Task requirements:
Pick out each line containing the string "præftantisfimum" and copy it.
•••••
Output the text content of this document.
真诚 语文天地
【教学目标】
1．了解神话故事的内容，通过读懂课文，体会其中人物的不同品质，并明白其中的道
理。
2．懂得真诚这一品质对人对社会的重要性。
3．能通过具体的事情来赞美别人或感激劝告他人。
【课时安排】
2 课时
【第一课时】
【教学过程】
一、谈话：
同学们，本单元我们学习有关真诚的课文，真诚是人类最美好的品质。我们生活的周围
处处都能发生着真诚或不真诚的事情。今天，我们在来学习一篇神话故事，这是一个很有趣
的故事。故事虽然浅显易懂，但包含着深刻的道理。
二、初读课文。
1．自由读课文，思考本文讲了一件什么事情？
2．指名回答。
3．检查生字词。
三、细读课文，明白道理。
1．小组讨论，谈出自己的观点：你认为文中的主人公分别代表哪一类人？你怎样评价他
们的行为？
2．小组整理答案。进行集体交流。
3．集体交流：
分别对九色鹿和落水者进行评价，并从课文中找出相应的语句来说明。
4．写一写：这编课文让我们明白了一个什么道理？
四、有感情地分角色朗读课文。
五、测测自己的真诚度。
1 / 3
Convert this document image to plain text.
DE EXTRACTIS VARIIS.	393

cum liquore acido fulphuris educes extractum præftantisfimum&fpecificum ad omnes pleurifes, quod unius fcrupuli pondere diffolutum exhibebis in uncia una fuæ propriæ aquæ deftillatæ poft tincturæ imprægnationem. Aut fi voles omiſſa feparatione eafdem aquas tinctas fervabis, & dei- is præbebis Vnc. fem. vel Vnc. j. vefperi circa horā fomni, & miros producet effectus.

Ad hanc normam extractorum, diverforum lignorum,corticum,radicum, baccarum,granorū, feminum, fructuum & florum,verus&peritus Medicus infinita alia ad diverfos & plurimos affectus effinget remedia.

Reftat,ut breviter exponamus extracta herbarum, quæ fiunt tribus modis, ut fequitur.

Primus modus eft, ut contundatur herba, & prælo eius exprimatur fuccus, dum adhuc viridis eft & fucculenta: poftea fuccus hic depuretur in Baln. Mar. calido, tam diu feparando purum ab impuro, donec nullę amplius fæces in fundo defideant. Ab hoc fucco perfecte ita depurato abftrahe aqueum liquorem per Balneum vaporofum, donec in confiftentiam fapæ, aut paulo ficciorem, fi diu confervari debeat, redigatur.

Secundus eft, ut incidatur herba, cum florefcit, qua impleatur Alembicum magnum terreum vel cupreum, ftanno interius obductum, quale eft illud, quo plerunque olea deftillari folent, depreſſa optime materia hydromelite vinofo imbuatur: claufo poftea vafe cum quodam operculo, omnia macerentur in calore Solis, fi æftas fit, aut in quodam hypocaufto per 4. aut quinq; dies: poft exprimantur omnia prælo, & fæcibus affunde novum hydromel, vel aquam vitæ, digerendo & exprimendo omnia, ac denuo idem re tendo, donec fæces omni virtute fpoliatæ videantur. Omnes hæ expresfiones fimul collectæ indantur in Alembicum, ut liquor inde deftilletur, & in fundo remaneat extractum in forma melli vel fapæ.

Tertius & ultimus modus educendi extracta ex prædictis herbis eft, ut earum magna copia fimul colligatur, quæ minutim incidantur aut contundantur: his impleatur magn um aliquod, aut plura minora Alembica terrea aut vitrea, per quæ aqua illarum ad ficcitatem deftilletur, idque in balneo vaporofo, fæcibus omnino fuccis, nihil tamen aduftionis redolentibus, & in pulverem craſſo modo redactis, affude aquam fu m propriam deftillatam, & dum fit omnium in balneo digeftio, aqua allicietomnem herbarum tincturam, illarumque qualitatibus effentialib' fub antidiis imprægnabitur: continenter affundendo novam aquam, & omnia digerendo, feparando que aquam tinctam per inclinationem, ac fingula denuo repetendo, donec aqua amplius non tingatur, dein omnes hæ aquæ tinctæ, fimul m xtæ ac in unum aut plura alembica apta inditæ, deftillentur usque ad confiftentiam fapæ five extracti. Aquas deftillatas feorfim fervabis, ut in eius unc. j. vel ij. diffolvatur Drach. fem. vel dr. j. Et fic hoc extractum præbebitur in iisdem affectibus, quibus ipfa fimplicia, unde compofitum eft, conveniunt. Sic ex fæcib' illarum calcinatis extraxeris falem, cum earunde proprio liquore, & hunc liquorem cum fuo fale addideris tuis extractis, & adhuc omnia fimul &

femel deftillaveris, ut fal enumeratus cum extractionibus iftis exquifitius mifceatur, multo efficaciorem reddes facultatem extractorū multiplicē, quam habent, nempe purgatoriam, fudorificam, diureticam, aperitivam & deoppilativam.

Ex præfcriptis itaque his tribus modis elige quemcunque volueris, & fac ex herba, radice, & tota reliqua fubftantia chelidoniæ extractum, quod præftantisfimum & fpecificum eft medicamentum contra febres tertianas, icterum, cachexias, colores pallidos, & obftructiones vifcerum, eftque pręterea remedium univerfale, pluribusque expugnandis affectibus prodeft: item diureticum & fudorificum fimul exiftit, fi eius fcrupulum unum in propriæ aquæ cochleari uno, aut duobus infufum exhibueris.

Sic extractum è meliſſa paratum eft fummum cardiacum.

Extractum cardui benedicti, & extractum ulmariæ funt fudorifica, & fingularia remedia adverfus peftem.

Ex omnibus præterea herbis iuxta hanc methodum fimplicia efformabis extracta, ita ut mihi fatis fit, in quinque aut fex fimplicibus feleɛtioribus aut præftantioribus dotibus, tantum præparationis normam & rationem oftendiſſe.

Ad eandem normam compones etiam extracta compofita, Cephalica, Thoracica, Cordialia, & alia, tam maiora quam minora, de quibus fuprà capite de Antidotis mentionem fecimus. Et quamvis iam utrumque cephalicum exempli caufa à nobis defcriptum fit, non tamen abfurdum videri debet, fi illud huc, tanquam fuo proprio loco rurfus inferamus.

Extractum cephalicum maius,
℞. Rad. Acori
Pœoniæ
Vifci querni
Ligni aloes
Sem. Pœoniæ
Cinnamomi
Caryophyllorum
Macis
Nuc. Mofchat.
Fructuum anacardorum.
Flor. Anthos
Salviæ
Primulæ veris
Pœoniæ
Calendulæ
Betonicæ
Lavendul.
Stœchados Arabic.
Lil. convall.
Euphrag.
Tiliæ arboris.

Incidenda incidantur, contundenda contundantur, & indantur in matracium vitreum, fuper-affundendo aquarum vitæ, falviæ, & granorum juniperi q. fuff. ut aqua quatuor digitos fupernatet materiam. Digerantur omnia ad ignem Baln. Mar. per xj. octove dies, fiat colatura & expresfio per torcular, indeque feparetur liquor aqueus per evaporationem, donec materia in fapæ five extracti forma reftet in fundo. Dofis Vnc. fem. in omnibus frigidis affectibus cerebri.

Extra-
•••••
Reply to the exercise:
cum liquore acido fulphuris educes extractum præftantisfimum&fpecificum ad omnes pleurifes, quod unius fcrupuli pondere diffolutum exhibebis in uncia una fuæ propriæ aquæ deftillatæ poft tincturæ imprægnationem. Aut fi voles omiſſa feparatione eafdem aquas tinctas fervabis, & dei- is præbebis Vnc. fem. vel Vnc. j. vefperi circa horā fomni, & miros producet effectus.
Ex præfcriptis itaque his tribus modis elige quemcunque volueris, & fac ex herba, radice, & tota reliqua fubftantia chelidoniæ extractum, quod præftantisfimum & fpecificum eft medicamentum contra febres tertianas, icterum, cachexias, colores pallidos, & obftructiones vifcerum, eftque pręterea remedium univerfale, pluribusque expugnandis affectibus prodeft: item diureticum & fudorificum fimul exiftit, fi eius fcrupulum unum in propriæ aquæ cochleari uno, aut duobus infufum exhibueris.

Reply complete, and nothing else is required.